▶ [TASK OBJECTIVE]:
Repeat all of the data precisely.

▶ [DATA SUPPLIED]:
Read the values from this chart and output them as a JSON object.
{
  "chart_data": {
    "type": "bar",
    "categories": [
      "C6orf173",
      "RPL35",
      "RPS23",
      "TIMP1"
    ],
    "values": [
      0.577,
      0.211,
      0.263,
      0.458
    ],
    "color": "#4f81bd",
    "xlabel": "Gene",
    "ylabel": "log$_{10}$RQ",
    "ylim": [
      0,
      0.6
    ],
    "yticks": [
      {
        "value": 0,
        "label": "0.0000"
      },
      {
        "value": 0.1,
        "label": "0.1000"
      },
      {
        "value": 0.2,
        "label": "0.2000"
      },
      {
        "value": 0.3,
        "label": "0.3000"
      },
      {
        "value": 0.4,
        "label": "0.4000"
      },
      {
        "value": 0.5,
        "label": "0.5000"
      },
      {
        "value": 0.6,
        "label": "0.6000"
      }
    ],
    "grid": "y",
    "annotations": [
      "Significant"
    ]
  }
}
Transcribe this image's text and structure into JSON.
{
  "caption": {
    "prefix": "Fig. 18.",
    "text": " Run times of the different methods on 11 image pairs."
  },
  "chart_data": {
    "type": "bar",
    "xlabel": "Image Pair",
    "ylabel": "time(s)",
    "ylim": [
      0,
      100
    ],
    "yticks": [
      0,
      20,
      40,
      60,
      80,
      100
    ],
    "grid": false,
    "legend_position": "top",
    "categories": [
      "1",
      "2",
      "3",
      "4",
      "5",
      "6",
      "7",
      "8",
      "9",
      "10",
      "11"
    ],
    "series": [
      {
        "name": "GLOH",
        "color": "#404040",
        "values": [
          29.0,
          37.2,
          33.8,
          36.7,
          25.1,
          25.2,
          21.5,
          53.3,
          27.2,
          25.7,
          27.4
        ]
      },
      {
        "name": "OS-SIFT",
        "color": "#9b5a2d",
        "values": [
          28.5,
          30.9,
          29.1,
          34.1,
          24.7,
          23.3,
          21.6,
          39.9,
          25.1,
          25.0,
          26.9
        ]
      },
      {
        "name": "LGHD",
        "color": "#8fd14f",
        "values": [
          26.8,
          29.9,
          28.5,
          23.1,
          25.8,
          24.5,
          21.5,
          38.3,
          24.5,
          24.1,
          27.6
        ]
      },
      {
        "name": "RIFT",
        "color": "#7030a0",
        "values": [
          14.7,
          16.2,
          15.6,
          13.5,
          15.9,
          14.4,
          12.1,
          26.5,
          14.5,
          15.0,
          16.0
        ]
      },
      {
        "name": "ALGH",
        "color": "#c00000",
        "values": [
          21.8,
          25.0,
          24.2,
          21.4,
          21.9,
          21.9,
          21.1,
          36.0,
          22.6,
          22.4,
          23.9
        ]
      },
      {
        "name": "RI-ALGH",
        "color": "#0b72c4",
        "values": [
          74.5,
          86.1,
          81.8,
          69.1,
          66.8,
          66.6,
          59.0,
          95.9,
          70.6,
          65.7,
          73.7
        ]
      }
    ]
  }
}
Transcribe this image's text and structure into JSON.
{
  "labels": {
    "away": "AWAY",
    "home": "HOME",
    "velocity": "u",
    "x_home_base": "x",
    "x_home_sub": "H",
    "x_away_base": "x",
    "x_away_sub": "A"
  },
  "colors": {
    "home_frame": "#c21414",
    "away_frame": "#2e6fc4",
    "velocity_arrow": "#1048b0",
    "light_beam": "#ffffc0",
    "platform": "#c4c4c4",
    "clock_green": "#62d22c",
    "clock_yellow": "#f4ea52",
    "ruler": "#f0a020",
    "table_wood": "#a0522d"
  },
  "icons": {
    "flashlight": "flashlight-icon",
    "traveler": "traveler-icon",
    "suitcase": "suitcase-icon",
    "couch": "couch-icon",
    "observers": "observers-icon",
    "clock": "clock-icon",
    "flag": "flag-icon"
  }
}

▶ [COMPLETED EXERCISE]:
Read the values from this chart and output them as a JSON object.
{
  "chart_data": {
    "type": "bar",
    "categories": [
      "C6orf173",
      "RPL35",
      "RPS23",
      "TIMP1"
    ],
    "values": [
      0.577,
      0.211,
      0.263,
      0.458
    ],
    "color": "#4f81bd",
    "xlabel": "Gene",
    "ylabel": "log$_{10}$RQ",
    "ylim": [
      0,
      0.6
    ],
    "yticks": [
      {
        "value": 0,
        "label": "0.0000"
      },
      {
        "value": 0.1,
        "label": "0.1000"
      },
      {
        "value": 0.2,
        "label": "0.2000"
      },
      {
        "value": 0.3,
        "label": "0.3000"
      },
      {
        "value": 0.4,
        "label": "0.4000"
      },
      {
        "value": 0.5,
        "label": "0.5000"
      },
      {
        "value": 0.6,
        "label": "0.6000"
      }
    ],
    "grid": "y",
    "annotations": [
      "Significant"
    ]
  }
}
Transcribe this image's text and structure into JSON.
{
  "caption": {
    "prefix": "Fig. 18.",
    "text": " Run times of the different methods on 11 image pairs."
  },
  "chart_data": {
    "type": "bar",
    "xlabel": "Image Pair",
    "ylabel": "time(s)",
    "ylim": [
      0,
      100
    ],
    "yticks": [
      0,
      20,
      40,
      60,
      80,
      100
    ],
    "grid": false,
    "legend_position": "top",
    "categories": [
      "1",
      "2",
      "3",
      "4",
      "5",
      "6",
      "7",
      "8",
      "9",
      "10",
      "11"
    ],
    "series": [
      {
        "name": "GLOH",
        "color": "#404040",
        "values": [
          29.0,
          37.2,
          33.8,
          36.7,
          25.1,
          25.2,
          21.5,
          53.3,
          27.2,
          25.7,
          27.4
        ]
      },
      {
        "name": "OS-SIFT",
        "color": "#9b5a2d",
        "values": [
          28.5,
          30.9,
          29.1,
          34.1,
          24.7,
          23.3,
          21.6,
          39.9,
          25.1,
          25.0,
          26.9
        ]
      },
      {
        "name": "LGHD",
        "color": "#8fd14f",
        "values": [
          26.8,
          29.9,
          28.5,
          23.1,
          25.8,
          24.5,
          21.5,
          38.3,
          24.5,
          24.1,
          27.6
        ]
      },
      {
        "name": "RIFT",
        "color": "#7030a0",
        "values": [
          14.7,
          16.2,
          15.6,
          13.5,
          15.9,
          14.4,
          12.1,
          26.5,
          14.5,
          15.0,
          16.0
        ]
      },
      {
        "name": "ALGH",
        "color": "#c00000",
        "values": [
          21.8,
          25.0,
          24.2,
          21.4,
          21.9,
          21.9,
          21.1,
          36.0,
          22.6,
          22.4,
          23.9
        ]
      },
      {
        "name": "RI-ALGH",
        "color": "#0b72c4",
        "values": [
          74.5,
          86.1,
          81.8,
          69.1,
          66.8,
          66.6,
          59.0,
          95.9,
          70.6,
          65.7,
          73.7
        ]
      }
    ]
  }
}
Transcribe this image's text and structure into JSON.
{
  "labels": {
    "away": "AWAY",
    "home": "HOME",
    "velocity": "u",
    "x_home_base": "x",
    "x_home_sub": "H",
    "x_away_base": "x",
    "x_away_sub": "A"
  },
  "colors": {
    "home_frame": "#c21414",
    "away_frame": "#2e6fc4",
    "velocity_arrow": "#1048b0",
    "light_beam": "#ffffc0",
    "platform": "#c4c4c4",
    "clock_green": "#62d22c",
    "clock_yellow": "#f4ea52",
    "ruler": "#f0a020",
    "table_wood": "#a0522d"
  },
  "icons": {
    "flashlight": "flashlight-icon",
    "traveler": "traveler-icon",
    "suitcase": "suitcase-icon",
    "couch": "couch-icon",
    "observers": "observers-icon",
    "clock": "clock-icon",
    "flag": "flag-icon"
  }
}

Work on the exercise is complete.